→ SOURCE DATA
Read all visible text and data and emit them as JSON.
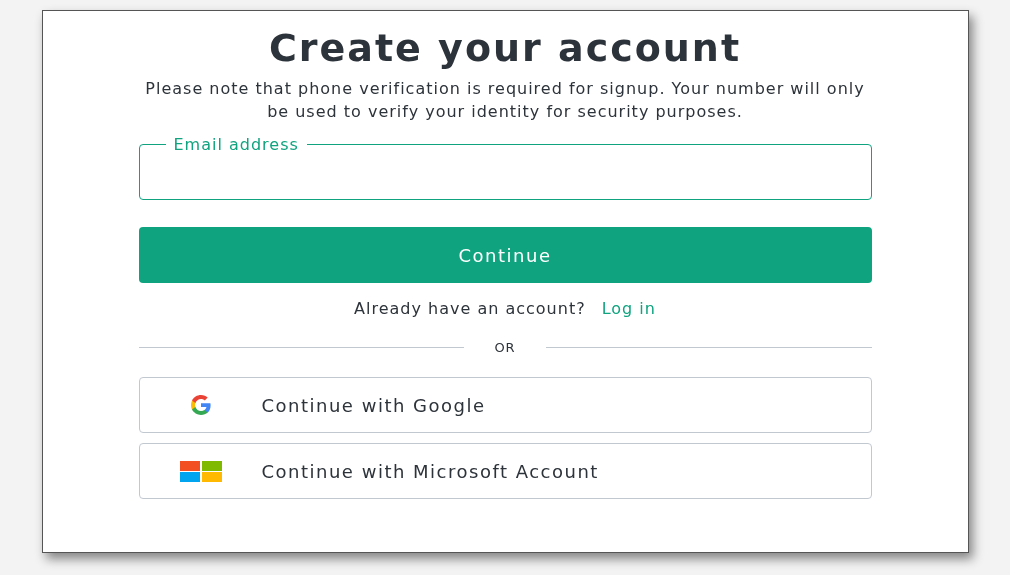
{
  "title": "Create your account",
  "notice": "Please note that phone verification is required for signup. Your number will only be used to verify your identity for security purposes.",
  "email_field": {
    "label": "Email address"
  },
  "continue_button": "Continue",
  "login_prompt": {
    "text": "Already have an account?",
    "link": "Log in"
  },
  "divider": "OR",
  "providers": [
    {
      "kind": "google",
      "label": "Continue with Google"
    },
    {
      "kind": "microsoft",
      "label": "Continue with Microsoft Account"
    }
  ]
}
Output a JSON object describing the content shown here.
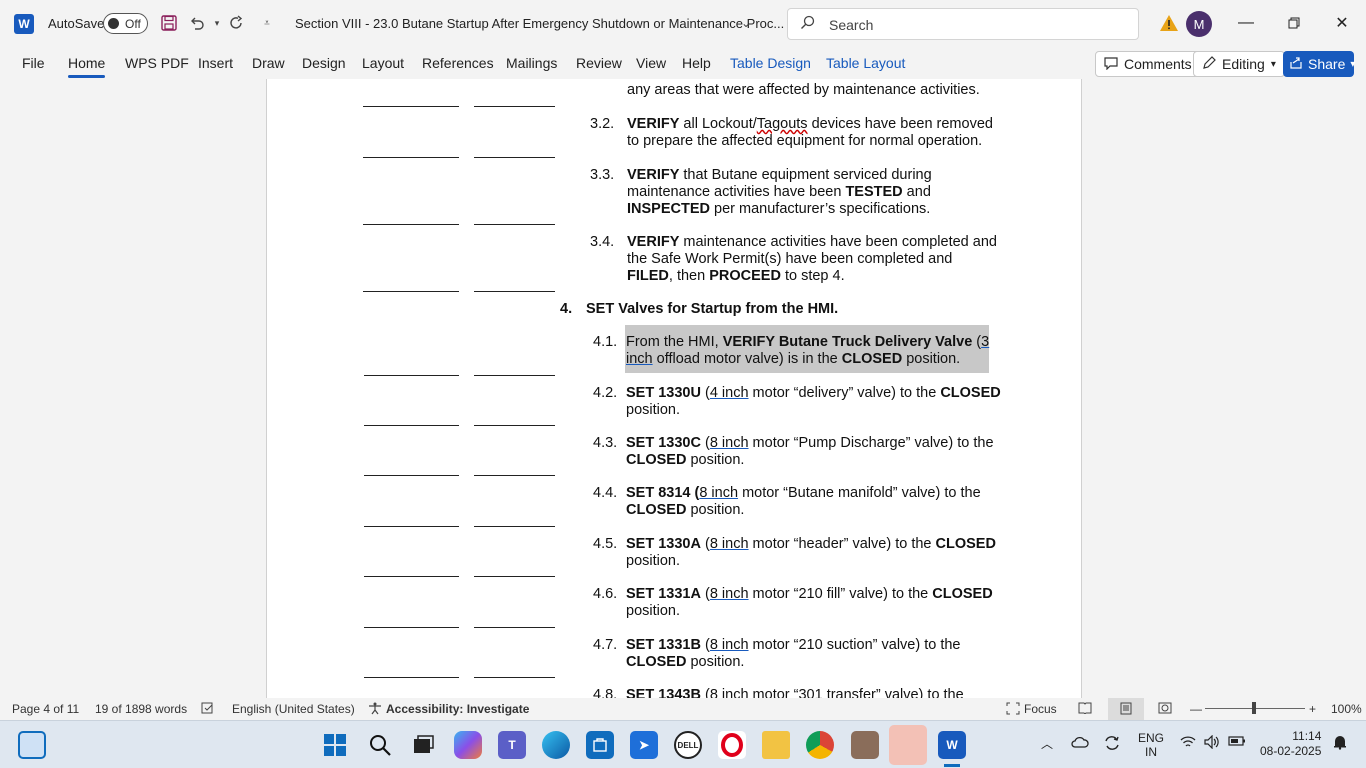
{
  "titlebar": {
    "app_logo": "W",
    "autosave_label": "AutoSave",
    "autosave_state": "Off",
    "doc_title": "Section VIII - 23.0 Butane Startup After Emergency Shutdown or Maintenance Proc...",
    "search_placeholder": "Search",
    "avatar_initial": "M"
  },
  "ribbon": {
    "tabs": [
      "File",
      "Home",
      "WPS PDF",
      "Insert",
      "Draw",
      "Design",
      "Layout",
      "References",
      "Mailings",
      "Review",
      "View",
      "Help",
      "Table Design",
      "Table Layout"
    ],
    "active_tab": "Home",
    "comments_label": "Comments",
    "editing_label": "Editing",
    "share_label": "Share"
  },
  "document": {
    "partial_top": "any areas that were affected by maintenance activities.",
    "steps": [
      {
        "num": "3.2.",
        "lines": [
          [
            "VERIFY",
            " all Lockout/",
            "Tagouts",
            " devices have been removed"
          ],
          [
            "to prepare the affected equipment for normal operation."
          ]
        ]
      },
      {
        "num": "3.3.",
        "l1a": "VERIFY",
        "l1b": " that Butane equipment serviced during",
        "l2a": "maintenance activities have been ",
        "l2b": "TESTED",
        "l2c": " and",
        "l3a": "INSPECTED",
        "l3b": " per manufacturer’s specifications."
      },
      {
        "num": "3.4.",
        "l1a": "VERIFY",
        "l1b": " maintenance activities have been completed and",
        "l2": "the Safe Work Permit(s) have been completed and",
        "l3a": "FILED",
        "l3b": ", then ",
        "l3c": "PROCEED",
        "l3d": " to step 4."
      }
    ],
    "section4": {
      "num": "4.",
      "title": "SET Valves for Startup from the HMI."
    },
    "s41": {
      "num": "4.1.",
      "a": "From the HMI, ",
      "b": "VERIFY Butane Truck Delivery Valve",
      "c": " (",
      "d": "3",
      "e": "inch",
      "f": " offload motor valve) is in the ",
      "g": "CLOSED",
      "h": " position."
    },
    "s42": {
      "num": "4.2.",
      "a": "SET 1330U",
      "b": " (",
      "c": "4 inch",
      "d": " motor “delivery” valve) to the ",
      "e": "CLOSED",
      "f": "position."
    },
    "s43": {
      "num": "4.3.",
      "a": "SET 1330C",
      "b": " (",
      "c": "8 inch",
      "d": " motor “Pump Discharge” valve) to the",
      "e": "CLOSED",
      "f": " position."
    },
    "s44": {
      "num": "4.4.",
      "a": "SET 8314 (",
      "c": "8 inch",
      "d": " motor “Butane manifold” valve) to the",
      "e": "CLOSED",
      "f": " position."
    },
    "s45": {
      "num": "4.5.",
      "a": "SET 1330A",
      "b": " (",
      "c": "8 inch",
      "d": " motor “header” valve) to the ",
      "e": "CLOSED",
      "f": "position."
    },
    "s46": {
      "num": "4.6.",
      "a": "SET 1331A",
      "b": " (",
      "c": "8 inch",
      "d": " motor “210 fill” valve) to the ",
      "e": "CLOSED",
      "f": "position."
    },
    "s47": {
      "num": "4.7.",
      "a": "SET 1331B",
      "b": " (",
      "c": "8 inch",
      "d": " motor “210 suction” valve) to the",
      "e": "CLOSED",
      "f": " position."
    },
    "s48": {
      "num": "4.8.",
      "a": "SET 1343B",
      "b": " (8 inch motor “301 transfer” valve) to the"
    }
  },
  "status": {
    "page": "Page 4 of 11",
    "words": "19 of 1898 words",
    "language": "English (United States)",
    "accessibility": "Accessibility: Investigate",
    "focus": "Focus",
    "zoom": "100%"
  },
  "taskbar": {
    "lang1": "ENG",
    "lang2": "IN",
    "time": "11:14",
    "date": "08-02-2025"
  }
}
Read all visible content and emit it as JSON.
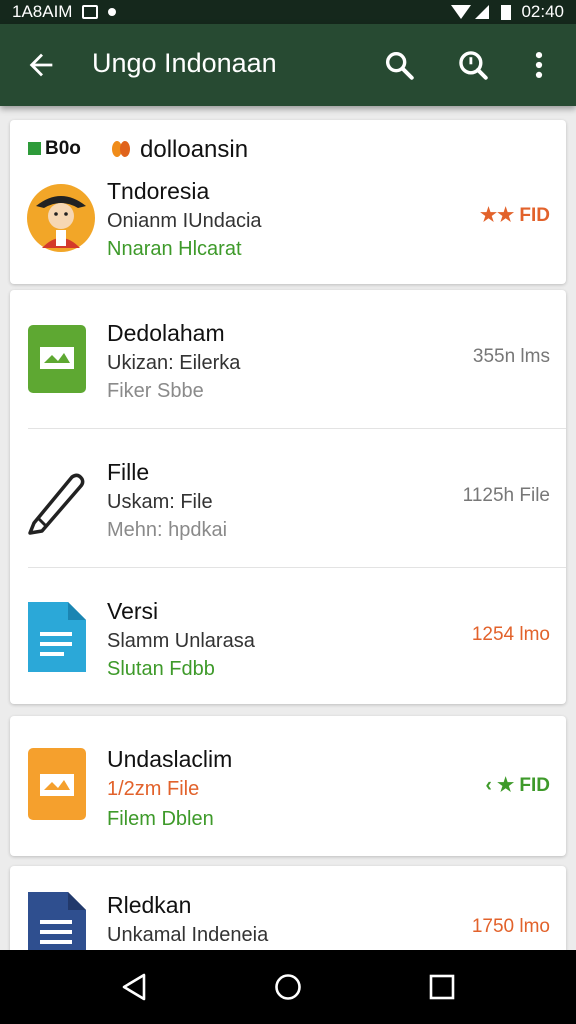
{
  "status_bar": {
    "left_text": "1A8AIM",
    "time": "02:40"
  },
  "app_bar": {
    "title": "Ungo Indonaan",
    "icons": [
      "arrow-back-icon",
      "search-icon",
      "zoom-search-icon",
      "more-vert-icon"
    ]
  },
  "header_card": {
    "badge": "B0o",
    "heading": "dolloansin",
    "item": {
      "name": "Tndoresia",
      "line1": "Onianm IUndacia",
      "line2": "Nnaran Hlcarat",
      "rating": "★★ FID",
      "icon": "avatar-illustration"
    }
  },
  "list_card": {
    "items": [
      {
        "name": "Dedolaham",
        "line1": "Ukizan: Eilerka",
        "line2": "Fiker Sbbe",
        "meta": "355n lms",
        "icon": "image-file-icon",
        "accent": "#5ea832"
      },
      {
        "name": "Fille",
        "line1": "Uskam: File",
        "line2": "Mehn: hpdkai",
        "meta": "1125h File",
        "icon": "pencil-icon",
        "accent": "#222222"
      },
      {
        "name": "Versi",
        "line1": "Slamm Unlarasa",
        "line2": "Slutan Fdbb",
        "meta": "1254 lmo",
        "icon": "document-icon",
        "accent": "#2ba8d8"
      }
    ]
  },
  "list_card2": {
    "items": [
      {
        "name": "Undaslaclim",
        "line1": "1/2zm File",
        "line2": "Filem Dblen",
        "rating": "‹ ★ FID",
        "icon": "image-file-icon",
        "accent": "#f5a02d"
      }
    ]
  },
  "list_card3": {
    "items": [
      {
        "name": "Rledkan",
        "line1": "Unkamal Indeneia",
        "meta": "1750 lmo",
        "icon": "document-icon",
        "accent": "#2f4f8f"
      }
    ]
  },
  "nav_bar": {
    "icons": [
      "nav-back-icon",
      "nav-home-icon",
      "nav-recents-icon"
    ]
  }
}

→ TASK DIRECTIONS
Return every line containing "JSON".

→ TASK ANSWER
Read all visible text and data and emit them as JSON.
Output a JSON object describing the content shown here.
Read all visible content and emit it as JSON.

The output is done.